__What you need to do__
Return all the data below as it stands, minus the pictures.

Begin

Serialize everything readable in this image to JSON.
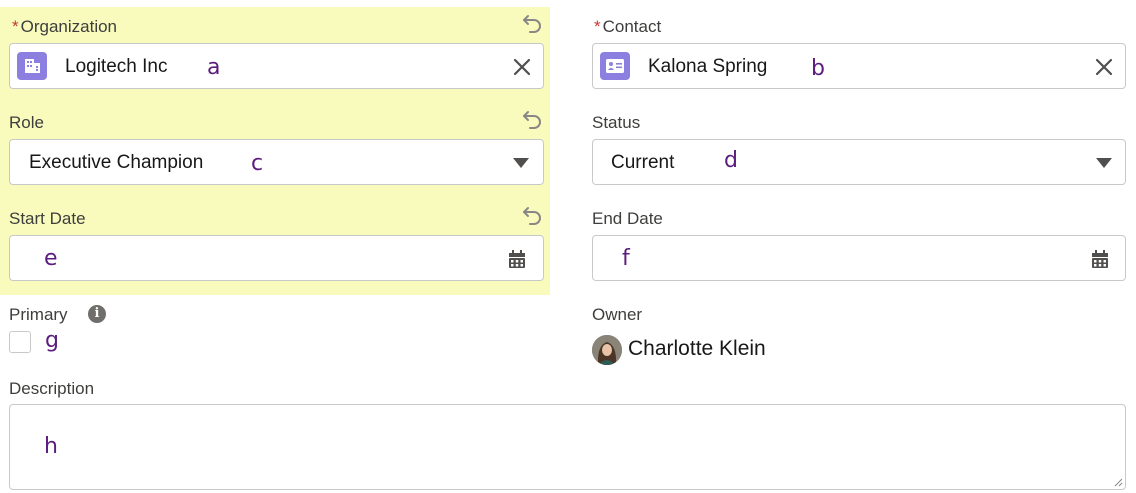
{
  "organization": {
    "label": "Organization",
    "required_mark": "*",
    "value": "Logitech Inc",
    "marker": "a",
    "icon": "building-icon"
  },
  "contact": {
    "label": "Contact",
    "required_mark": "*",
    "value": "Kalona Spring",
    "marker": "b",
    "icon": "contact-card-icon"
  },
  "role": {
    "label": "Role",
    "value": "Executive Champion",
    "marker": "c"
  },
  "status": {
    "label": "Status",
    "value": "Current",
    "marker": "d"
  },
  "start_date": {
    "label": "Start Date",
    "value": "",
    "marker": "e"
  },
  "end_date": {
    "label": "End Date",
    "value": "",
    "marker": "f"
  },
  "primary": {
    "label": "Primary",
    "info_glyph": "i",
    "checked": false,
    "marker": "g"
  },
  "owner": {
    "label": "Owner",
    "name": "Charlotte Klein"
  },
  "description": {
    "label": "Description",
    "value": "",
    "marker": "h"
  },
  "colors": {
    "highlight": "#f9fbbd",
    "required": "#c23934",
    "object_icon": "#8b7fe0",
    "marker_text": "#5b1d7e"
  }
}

End

__Written response__
Serialize everything readable in this image to JSON.
{
  "organization": {
    "label": "Organization",
    "required_mark": "*",
    "value": "Logitech Inc",
    "marker": "a",
    "icon": "building-icon"
  },
  "contact": {
    "label": "Contact",
    "required_mark": "*",
    "value": "Kalona Spring",
    "marker": "b",
    "icon": "contact-card-icon"
  },
  "role": {
    "label": "Role",
    "value": "Executive Champion",
    "marker": "c"
  },
  "status": {
    "label": "Status",
    "value": "Current",
    "marker": "d"
  },
  "start_date": {
    "label": "Start Date",
    "value": "",
    "marker": "e"
  },
  "end_date": {
    "label": "End Date",
    "value": "",
    "marker": "f"
  },
  "primary": {
    "label": "Primary",
    "info_glyph": "i",
    "checked": false,
    "marker": "g"
  },
  "owner": {
    "label": "Owner",
    "name": "Charlotte Klein"
  },
  "description": {
    "label": "Description",
    "value": "",
    "marker": "h"
  },
  "colors": {
    "highlight": "#f9fbbd",
    "required": "#c23934",
    "object_icon": "#8b7fe0",
    "marker_text": "#5b1d7e"
  }
}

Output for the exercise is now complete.